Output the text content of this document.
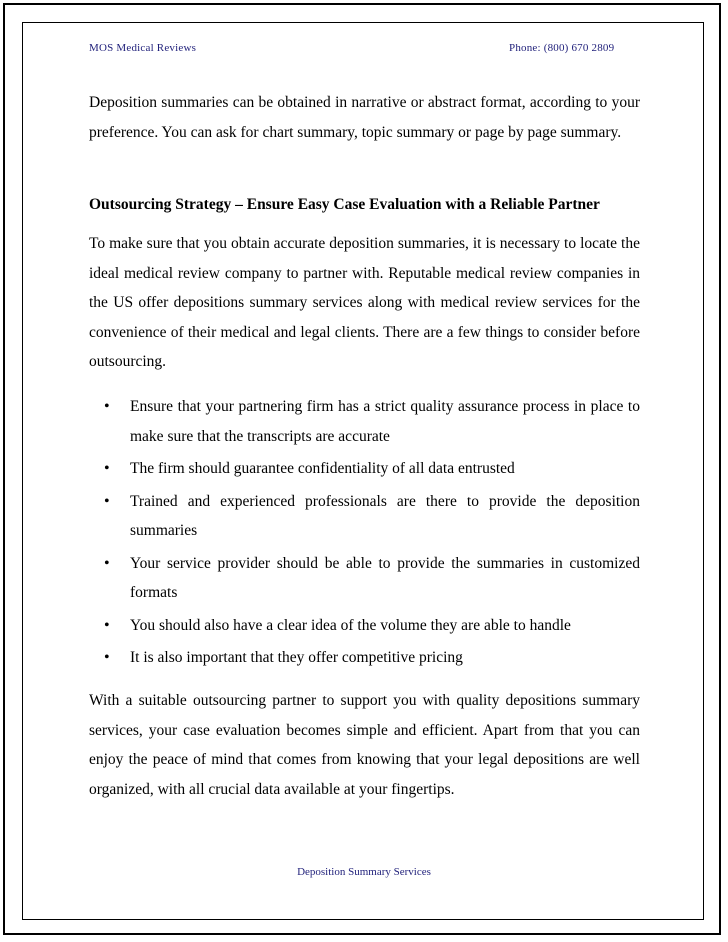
MOS Medical Reviews	Phone: (800) 670 2809

Deposition summaries can be obtained in narrative or abstract format, according to your preference. You can ask for chart summary, topic summary or page by page summary.

Outsourcing Strategy – Ensure Easy Case Evaluation with a Reliable Partner

To make sure that you obtain accurate deposition summaries, it is necessary to locate the ideal medical review company to partner with. Reputable medical review companies in the US offer depositions summary services along with medical review services for the convenience of their medical and legal clients. There are a few things to consider before outsourcing.

• Ensure that your partnering firm has a strict quality assurance process in place to make sure that the transcripts are accurate
• The firm should guarantee confidentiality of all data entrusted
• Trained and experienced professionals are there to provide the deposition summaries
• Your service provider should be able to provide the summaries in customized formats
• You should also have a clear idea of the volume they are able to handle
• It is also important that they offer competitive pricing

With a suitable outsourcing partner to support you with quality depositions summary services, your case evaluation becomes simple and efficient. Apart from that you can enjoy the peace of mind that comes from knowing that your legal depositions are well organized, with all crucial data available at your fingertips.

Deposition Summary Services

######

**TASK TO COMPLETE:** Where a line in the entries holds "they", copy that line.

**TASK SOLUTION:**
• You should also have a clear idea of the volume they are able to handle
• It is also important that they offer competitive pricing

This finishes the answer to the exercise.